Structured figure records

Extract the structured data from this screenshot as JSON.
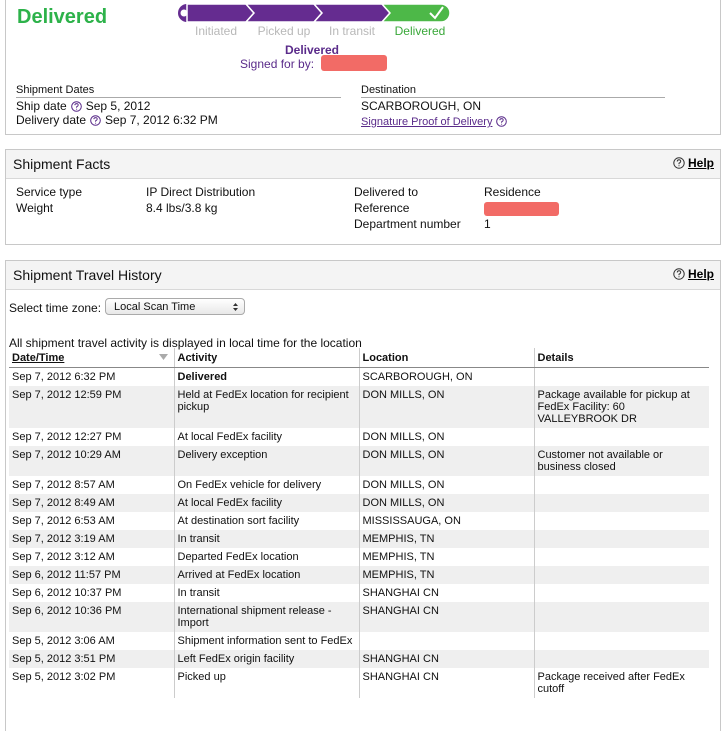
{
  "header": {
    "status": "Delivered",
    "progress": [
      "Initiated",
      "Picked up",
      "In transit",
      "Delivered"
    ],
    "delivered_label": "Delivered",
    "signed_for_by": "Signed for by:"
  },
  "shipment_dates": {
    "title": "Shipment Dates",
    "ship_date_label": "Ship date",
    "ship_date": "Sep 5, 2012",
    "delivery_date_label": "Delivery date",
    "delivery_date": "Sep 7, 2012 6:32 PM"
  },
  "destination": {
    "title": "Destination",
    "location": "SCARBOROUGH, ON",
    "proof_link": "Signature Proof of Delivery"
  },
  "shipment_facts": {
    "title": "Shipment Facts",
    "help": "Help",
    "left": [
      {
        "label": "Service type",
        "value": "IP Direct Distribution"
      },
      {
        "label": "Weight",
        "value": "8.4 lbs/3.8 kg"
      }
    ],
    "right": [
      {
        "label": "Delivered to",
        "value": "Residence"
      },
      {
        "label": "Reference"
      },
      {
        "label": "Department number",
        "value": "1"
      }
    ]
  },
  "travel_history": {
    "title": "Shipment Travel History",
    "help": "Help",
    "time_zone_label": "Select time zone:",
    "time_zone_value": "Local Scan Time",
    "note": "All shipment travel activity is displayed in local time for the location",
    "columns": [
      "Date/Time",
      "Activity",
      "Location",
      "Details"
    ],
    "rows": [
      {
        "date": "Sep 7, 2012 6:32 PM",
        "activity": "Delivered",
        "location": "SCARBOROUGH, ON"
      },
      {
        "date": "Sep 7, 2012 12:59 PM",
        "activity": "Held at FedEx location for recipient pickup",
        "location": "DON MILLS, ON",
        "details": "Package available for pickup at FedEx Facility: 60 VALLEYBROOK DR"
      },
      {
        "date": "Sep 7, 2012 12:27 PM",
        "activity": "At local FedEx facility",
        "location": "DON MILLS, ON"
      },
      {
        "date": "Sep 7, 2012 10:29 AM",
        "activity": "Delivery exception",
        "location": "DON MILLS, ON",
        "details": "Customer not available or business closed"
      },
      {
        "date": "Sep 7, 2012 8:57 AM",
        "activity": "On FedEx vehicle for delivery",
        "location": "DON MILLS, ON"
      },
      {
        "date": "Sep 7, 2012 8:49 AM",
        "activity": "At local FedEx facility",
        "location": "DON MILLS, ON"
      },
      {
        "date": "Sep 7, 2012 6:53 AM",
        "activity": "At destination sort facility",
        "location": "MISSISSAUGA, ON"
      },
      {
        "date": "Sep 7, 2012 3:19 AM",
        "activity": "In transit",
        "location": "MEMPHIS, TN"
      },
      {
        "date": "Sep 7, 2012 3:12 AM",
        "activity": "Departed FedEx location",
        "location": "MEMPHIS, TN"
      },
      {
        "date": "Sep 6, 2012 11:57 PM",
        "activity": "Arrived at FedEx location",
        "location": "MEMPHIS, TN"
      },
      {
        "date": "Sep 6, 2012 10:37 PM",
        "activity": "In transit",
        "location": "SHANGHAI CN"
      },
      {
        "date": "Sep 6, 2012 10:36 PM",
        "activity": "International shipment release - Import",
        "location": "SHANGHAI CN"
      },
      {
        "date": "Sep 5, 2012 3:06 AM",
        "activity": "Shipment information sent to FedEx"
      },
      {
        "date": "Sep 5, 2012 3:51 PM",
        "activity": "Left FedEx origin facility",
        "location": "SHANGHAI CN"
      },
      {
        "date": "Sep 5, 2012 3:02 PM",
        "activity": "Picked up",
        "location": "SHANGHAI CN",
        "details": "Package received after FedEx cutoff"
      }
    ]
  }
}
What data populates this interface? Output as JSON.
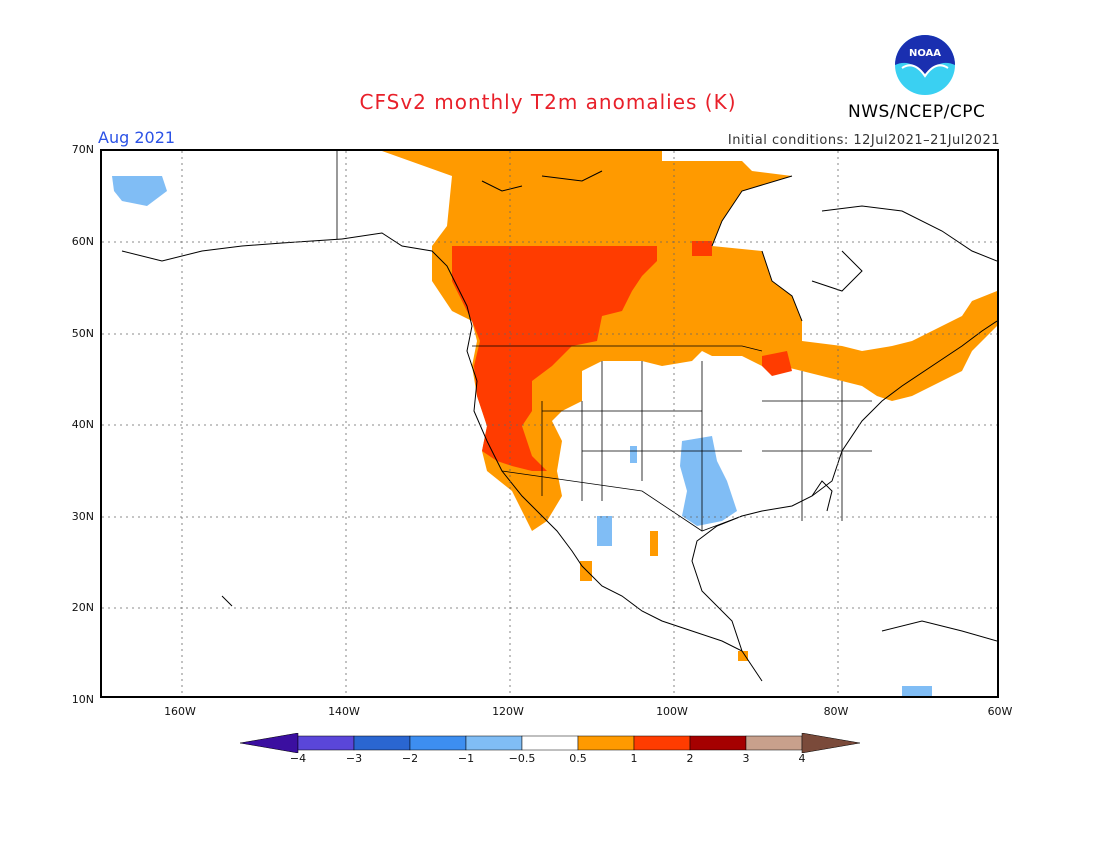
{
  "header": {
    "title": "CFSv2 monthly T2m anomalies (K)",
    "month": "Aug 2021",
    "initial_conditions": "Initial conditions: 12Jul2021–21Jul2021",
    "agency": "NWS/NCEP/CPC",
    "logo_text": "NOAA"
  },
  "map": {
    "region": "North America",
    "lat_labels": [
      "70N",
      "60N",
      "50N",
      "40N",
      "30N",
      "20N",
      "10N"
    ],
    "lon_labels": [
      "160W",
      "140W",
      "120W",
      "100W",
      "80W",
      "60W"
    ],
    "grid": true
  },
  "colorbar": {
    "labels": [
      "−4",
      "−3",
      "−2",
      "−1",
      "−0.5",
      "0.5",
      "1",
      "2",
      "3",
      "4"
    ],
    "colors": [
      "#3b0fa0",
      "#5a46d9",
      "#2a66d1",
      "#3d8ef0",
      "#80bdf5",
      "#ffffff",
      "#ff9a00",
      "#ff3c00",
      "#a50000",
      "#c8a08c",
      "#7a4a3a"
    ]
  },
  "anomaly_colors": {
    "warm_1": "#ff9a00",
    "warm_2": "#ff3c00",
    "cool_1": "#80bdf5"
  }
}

---

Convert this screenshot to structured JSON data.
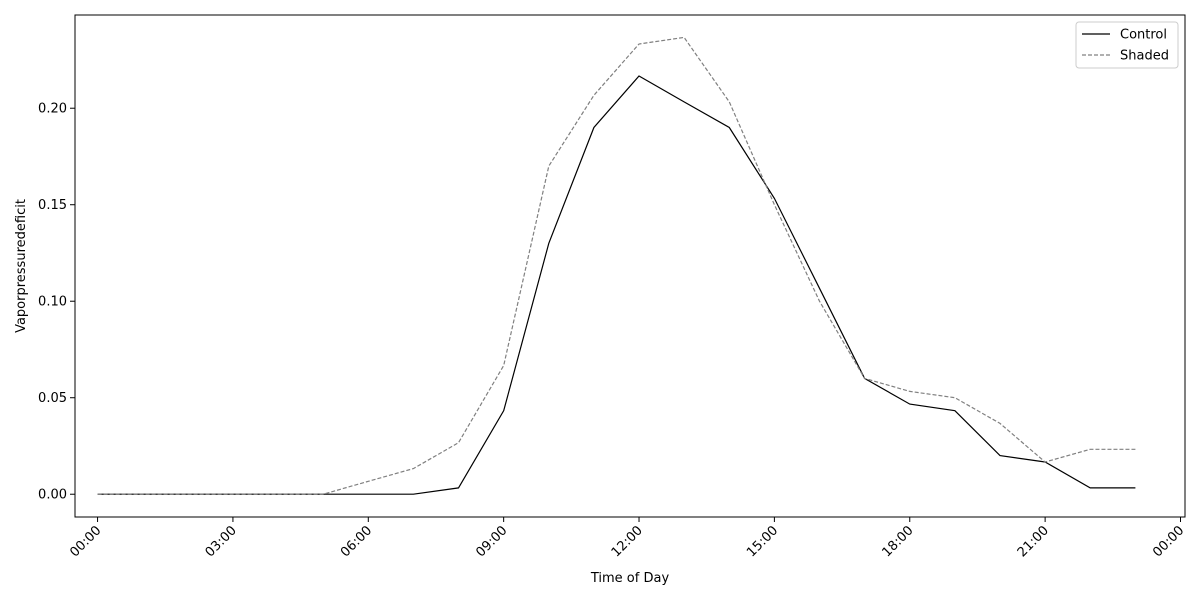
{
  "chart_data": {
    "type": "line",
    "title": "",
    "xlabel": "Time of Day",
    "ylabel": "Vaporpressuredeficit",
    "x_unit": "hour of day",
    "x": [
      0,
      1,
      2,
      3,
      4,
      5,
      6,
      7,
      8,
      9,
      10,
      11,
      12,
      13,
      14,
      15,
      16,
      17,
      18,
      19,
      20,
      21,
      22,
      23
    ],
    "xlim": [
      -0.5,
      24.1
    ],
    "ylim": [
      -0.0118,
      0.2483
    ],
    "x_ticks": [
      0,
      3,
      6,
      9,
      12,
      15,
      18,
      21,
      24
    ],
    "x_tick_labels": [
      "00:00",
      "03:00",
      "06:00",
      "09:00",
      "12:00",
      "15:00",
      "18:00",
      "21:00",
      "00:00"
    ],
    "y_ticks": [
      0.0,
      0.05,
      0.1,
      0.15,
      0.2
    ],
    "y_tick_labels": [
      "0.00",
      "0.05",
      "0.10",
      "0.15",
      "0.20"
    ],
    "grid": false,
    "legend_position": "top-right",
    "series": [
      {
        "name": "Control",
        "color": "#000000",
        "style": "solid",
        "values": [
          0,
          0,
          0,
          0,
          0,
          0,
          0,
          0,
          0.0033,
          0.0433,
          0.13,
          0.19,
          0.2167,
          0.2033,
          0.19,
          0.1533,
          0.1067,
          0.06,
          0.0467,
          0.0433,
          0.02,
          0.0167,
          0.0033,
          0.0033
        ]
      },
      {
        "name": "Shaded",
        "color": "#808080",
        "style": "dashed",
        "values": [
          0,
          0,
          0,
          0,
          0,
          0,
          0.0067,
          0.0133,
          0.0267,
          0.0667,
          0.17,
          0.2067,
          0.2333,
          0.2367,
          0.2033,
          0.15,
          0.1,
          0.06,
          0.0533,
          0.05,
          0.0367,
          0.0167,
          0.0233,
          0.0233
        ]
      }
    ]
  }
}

Required task: Show each line of the data that contains the string "this".

Exercise solution:
Extract the structured data from this screenshot as JSON.
What data populates this interface? Output as JSON.
Convert this screenshot to structured JSON data.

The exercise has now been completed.